**What you need to do:** What follows is a set of records; restate each one word for word and drop the pictures.

(Items listed in a dataset)

* start *

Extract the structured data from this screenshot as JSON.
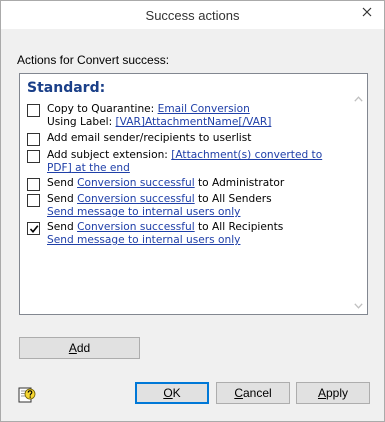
{
  "window": {
    "title": "Success actions",
    "close_icon": "close-icon"
  },
  "group_label": "Actions for Convert success:",
  "section_title": "Standard:",
  "actions": [
    {
      "checked": false,
      "line1_prefix": "Copy to Quarantine: ",
      "line1_link": "Email Conversion",
      "line2_prefix": "Using Label: ",
      "line2_link": "[VAR]AttachmentName[/VAR]"
    },
    {
      "checked": false,
      "text": "Add email sender/recipients to userlist"
    },
    {
      "checked": false,
      "line1_prefix": "Add subject extension: ",
      "line1_link": "[Attachment(s) converted to",
      "line2_link": "PDF]",
      "line2_suffix": " at the end"
    },
    {
      "checked": false,
      "prefix": "Send ",
      "link": "Conversion successful",
      "suffix": " to Administrator"
    },
    {
      "checked": false,
      "prefix": "Send ",
      "link": "Conversion successful",
      "suffix": " to All Senders",
      "line2_link": "Send message to internal users only"
    },
    {
      "checked": true,
      "prefix": "Send ",
      "link": "Conversion successful",
      "suffix": " to All Recipients",
      "line2_link": "Send message to internal users only"
    }
  ],
  "buttons": {
    "add_first": "A",
    "add_rest": "dd",
    "ok_first": "O",
    "ok_rest": "K",
    "cancel_first": "C",
    "cancel_rest": "ancel",
    "apply_first": "A",
    "apply_rest": "pply"
  },
  "icons": {
    "help": "help-icon",
    "scroll_up": "scroll-up-icon",
    "scroll_down": "scroll-down-icon",
    "checkmark": "checkmark-icon"
  }
}
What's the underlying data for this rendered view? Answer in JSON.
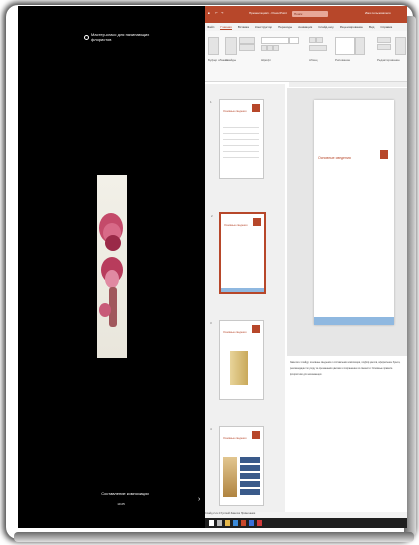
{
  "video": {
    "title": "Мастер-класс для начинающих флористов",
    "caption": "Составление композиции",
    "caption_sub": "10:25",
    "thumb_subject": "red-rose-macro"
  },
  "app": {
    "title": "Презентация1 - PowerPoint",
    "search_placeholder": "Поиск",
    "user": "Имя пользователя",
    "accent": "#b7472a"
  },
  "menu": {
    "items": [
      "Файл",
      "Главная",
      "Вставка",
      "Конструктор",
      "Переходы",
      "Анимация",
      "Слайд-шоу",
      "Рецензирование",
      "Вид",
      "Справка"
    ],
    "active_index": 1
  },
  "ribbon": {
    "groups": [
      "Буфер обмена",
      "Слайды",
      "Шрифт",
      "Абзац",
      "Рисование",
      "Редактирование"
    ]
  },
  "slides": [
    {
      "num": "1",
      "title": "Основные сведения"
    },
    {
      "num": "2",
      "title": "Основные сведения"
    },
    {
      "num": "3",
      "title": "Основные сведения"
    },
    {
      "num": "4",
      "title": "Основные сведения"
    }
  ],
  "current_slide": {
    "title": "Основные сведения"
  },
  "notes": {
    "text": "Заметки к слайду: основные сведения о составлении композиции, подбор цветов, оформление букета, рекомендации по уходу за срезанными цветами и сохранению их свежести. Основные правила флористики для начинающих."
  },
  "status": {
    "text": "Слайд 2 из 4   Русский   Заметки   Примечания"
  },
  "taskbar": {
    "icons": [
      "start-icon",
      "search-icon",
      "explorer-icon",
      "browser-icon",
      "powerpoint-icon",
      "mail-icon",
      "media-icon"
    ]
  }
}
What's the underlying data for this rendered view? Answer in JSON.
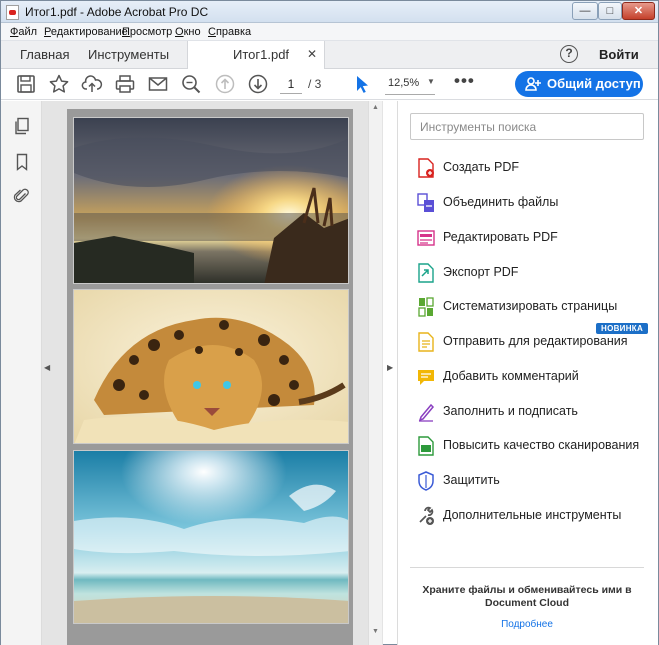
{
  "window": {
    "title": "Итог1.pdf - Adobe Acrobat Pro DC",
    "controls": {
      "minimize": "—",
      "maximize": "□",
      "close": "✕"
    }
  },
  "menubar": {
    "items": [
      {
        "label": "Файл",
        "accel": "Ф",
        "rest": "айл"
      },
      {
        "label": "Редактирование",
        "accel": "Р",
        "rest": "едактирование"
      },
      {
        "label": "Просмотр",
        "accel": "П",
        "rest": "росмотр"
      },
      {
        "label": "Окно",
        "accel": "О",
        "rest": "кно"
      },
      {
        "label": "Справка",
        "accel": "С",
        "rest": "правка"
      }
    ]
  },
  "tabs": {
    "home": "Главная",
    "tools": "Инструменты",
    "document": "Итог1.pdf",
    "close": "✕",
    "help": "?",
    "login": "Войти"
  },
  "toolbar": {
    "current_page": "1",
    "total_pages": "/ 3",
    "zoom": "12,5%",
    "zoom_caret": "▼",
    "more": "•••",
    "share_label": "Общий доступ",
    "icons": [
      "save-icon",
      "star-icon",
      "upload-cloud-icon",
      "print-icon",
      "mail-icon",
      "zoom-search-icon",
      "page-up-icon",
      "page-down-icon",
      "select-cursor-icon"
    ]
  },
  "leftrail": {
    "icons": [
      "pages-icon",
      "bookmark-icon",
      "attachment-icon"
    ]
  },
  "docview": {
    "collapse_left": "◀",
    "collapse_right": "▶",
    "scroll_up": "▲",
    "scroll_down": "▼",
    "pages": [
      "sunset-lake-image",
      "leopard-image",
      "sunny-sea-image"
    ]
  },
  "tools_pane": {
    "search_placeholder": "Инструменты поиска",
    "items": [
      {
        "label": "Создать PDF",
        "icon": "create-pdf-icon",
        "color": "#d9231f"
      },
      {
        "label": "Объединить файлы",
        "icon": "combine-files-icon",
        "color": "#5a4fd6"
      },
      {
        "label": "Редактировать PDF",
        "icon": "edit-pdf-icon",
        "color": "#d6338a"
      },
      {
        "label": "Экспорт PDF",
        "icon": "export-pdf-icon",
        "color": "#1aa38a"
      },
      {
        "label": "Систематизировать страницы",
        "icon": "organize-pages-icon",
        "color": "#5aa832"
      },
      {
        "label": "Отправить для редактирования",
        "icon": "send-for-review-icon",
        "color": "#e8b41b"
      },
      {
        "label": "Добавить комментарий",
        "icon": "comment-icon",
        "color": "#f2b705"
      },
      {
        "label": "Заполнить и подписать",
        "icon": "fill-sign-icon",
        "color": "#8a3fc0"
      },
      {
        "label": "Повысить качество сканирования",
        "icon": "enhance-scan-icon",
        "color": "#2d9a3c"
      },
      {
        "label": "Защитить",
        "icon": "protect-icon",
        "color": "#3b5bd6"
      },
      {
        "label": "Дополнительные инструменты",
        "icon": "more-tools-icon",
        "color": "#555555"
      }
    ],
    "new_badge": "НОВИНКА",
    "promo_text": "Храните файлы и обменивайтесь ими в Document Cloud",
    "promo_link": "Подробнее"
  },
  "colors": {
    "accent": "#1473e6"
  }
}
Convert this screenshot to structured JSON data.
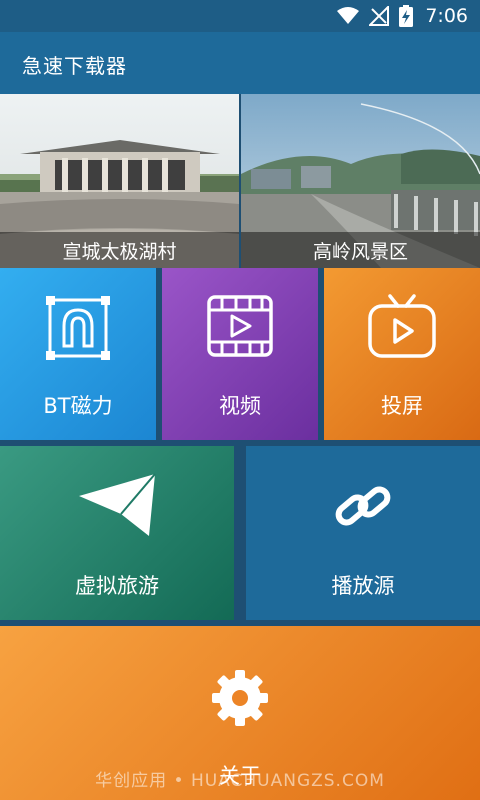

* end *

**Result of this task:**
Extract the structured data from this screenshot as JSON.
{
  "window": {
    "title": "Success actions",
    "close_icon": "close-icon"
  },
  "group_label": "Actions for Convert success:",
  "section_title": "Standard:",
  "actions": [
    {
      "checked": false,
      "line1_prefix": "Copy to Quarantine: ",
      "line1_link": "Email Conversion",
      "line2_prefix": "Using Label: ",
      "line2_link": "[VAR]AttachmentName[/VAR]"
    },
    {
      "checked": false,
      "text": "Add email sender/recipients to userlist"
    },
    {
      "checked": false,
      "line1_prefix": "Add subject extension: ",
      "line1_link": "[Attachment(s) converted to",
      "line2_link": "PDF]",
      "line2_suffix": " at the end"
    },
    {
      "checked": false,
      "prefix": "Send ",
      "link": "Conversion successful",
      "suffix": " to Administrator"
    },
    {
      "checked": false,
      "prefix": "Send ",
      "link": "Conversion successful",
      "suffix": " to All Senders",
      "line2_link": "Send message to internal users only"
    },
    {
      "checked": true,
      "prefix": "Send ",
      "link": "Conversion successful",
      "suffix": " to All Recipients",
      "line2_link": "Send message to internal users only"
    }
  ],
  "buttons": {
    "add_first": "A",
    "add_rest": "dd",
    "ok_first": "O",
    "ok_rest": "K",
    "cancel_first": "C",
    "cancel_rest": "ancel",
    "apply_first": "A",
    "apply_rest": "pply"
  },
  "icons": {
    "help": "help-icon",
    "scroll_up": "scroll-up-icon",
    "scroll_down": "scroll-down-icon",
    "checkmark": "checkmark-icon"
  }
}
What's the underlying data for this rendered view? Answer in JSON.
{
  "video": {
    "title": "Мастер-класс для начинающих флористов",
    "caption": "Составление композиции",
    "caption_sub": "10:25",
    "thumb_subject": "red-rose-macro"
  },
  "app": {
    "title": "Презентация1 - PowerPoint",
    "search_placeholder": "Поиск",
    "user": "Имя пользователя",
    "accent": "#b7472a"
  },
  "menu": {
    "items": [
      "Файл",
      "Главная",
      "Вставка",
      "Конструктор",
      "Переходы",
      "Анимация",
      "Слайд-шоу",
      "Рецензирование",
      "Вид",
      "Справка"
    ],
    "active_index": 1
  },
  "ribbon": {
    "groups": [
      "Буфер обмена",
      "Слайды",
      "Шрифт",
      "Абзац",
      "Рисование",
      "Редактирование"
    ]
  },
  "slides": [
    {
      "num": "1",
      "title": "Основные сведения"
    },
    {
      "num": "2",
      "title": "Основные сведения"
    },
    {
      "num": "3",
      "title": "Основные сведения"
    },
    {
      "num": "4",
      "title": "Основные сведения"
    }
  ],
  "current_slide": {
    "title": "Основные сведения"
  },
  "notes": {
    "text": "Заметки к слайду: основные сведения о составлении композиции, подбор цветов, оформление букета, рекомендации по уходу за срезанными цветами и сохранению их свежести. Основные правила флористики для начинающих."
  },
  "status": {
    "text": "Слайд 2 из 4   Русский   Заметки   Примечания"
  },
  "taskbar": {
    "icons": [
      "start-icon",
      "search-icon",
      "explorer-icon",
      "browser-icon",
      "powerpoint-icon",
      "mail-icon",
      "media-icon"
    ]
  }
}
What's the underlying data for this rendered view? Answer in JSON.
{
  "window": {
    "title": "Итог1.pdf - Adobe Acrobat Pro DC",
    "controls": {
      "minimize": "—",
      "maximize": "□",
      "close": "✕"
    }
  },
  "menubar": {
    "items": [
      {
        "label": "Файл",
        "accel": "Ф",
        "rest": "айл"
      },
      {
        "label": "Редактирование",
        "accel": "Р",
        "rest": "едактирование"
      },
      {
        "label": "Просмотр",
        "accel": "П",
        "rest": "росмотр"
      },
      {
        "label": "Окно",
        "accel": "О",
        "rest": "кно"
      },
      {
        "label": "Справка",
        "accel": "С",
        "rest": "правка"
      }
    ]
  },
  "tabs": {
    "home": "Главная",
    "tools": "Инструменты",
    "document": "Итог1.pdf",
    "close": "✕",
    "help": "?",
    "login": "Войти"
  },
  "toolbar": {
    "current_page": "1",
    "total_pages": "/ 3",
    "zoom": "12,5%",
    "zoom_caret": "▼",
    "more": "•••",
    "share_label": "Общий доступ",
    "icons": [
      "save-icon",
      "star-icon",
      "upload-cloud-icon",
      "print-icon",
      "mail-icon",
      "zoom-search-icon",
      "page-up-icon",
      "page-down-icon",
      "select-cursor-icon"
    ]
  },
  "leftrail": {
    "icons": [
      "pages-icon",
      "bookmark-icon",
      "attachment-icon"
    ]
  },
  "docview": {
    "collapse_left": "◀",
    "collapse_right": "▶",
    "scroll_up": "▲",
    "scroll_down": "▼",
    "pages": [
      "sunset-lake-image",
      "leopard-image",
      "sunny-sea-image"
    ]
  },
  "tools_pane": {
    "search_placeholder": "Инструменты поиска",
    "items": [
      {
        "label": "Создать PDF",
        "icon": "create-pdf-icon",
        "color": "#d9231f"
      },
      {
        "label": "Объединить файлы",
        "icon": "combine-files-icon",
        "color": "#5a4fd6"
      },
      {
        "label": "Редактировать PDF",
        "icon": "edit-pdf-icon",
        "color": "#d6338a"
      },
      {
        "label": "Экспорт PDF",
        "icon": "export-pdf-icon",
        "color": "#1aa38a"
      },
      {
        "label": "Систематизировать страницы",
        "icon": "organize-pages-icon",
        "color": "#5aa832"
      },
      {
        "label": "Отправить для редактирования",
        "icon": "send-for-review-icon",
        "color": "#e8b41b"
      },
      {
        "label": "Добавить комментарий",
        "icon": "comment-icon",
        "color": "#f2b705"
      },
      {
        "label": "Заполнить и подписать",
        "icon": "fill-sign-icon",
        "color": "#8a3fc0"
      },
      {
        "label": "Повысить качество сканирования",
        "icon": "enhance-scan-icon",
        "color": "#2d9a3c"
      },
      {
        "label": "Защитить",
        "icon": "protect-icon",
        "color": "#3b5bd6"
      },
      {
        "label": "Дополнительные инструменты",
        "icon": "more-tools-icon",
        "color": "#555555"
      }
    ],
    "new_badge": "НОВИНКА",
    "promo_text": "Храните файлы и обменивайтесь ими в Document Cloud",
    "promo_link": "Подробнее"
  },
  "colors": {
    "accent": "#1473e6"
  }
}
Convert this screenshot to structured JSON data.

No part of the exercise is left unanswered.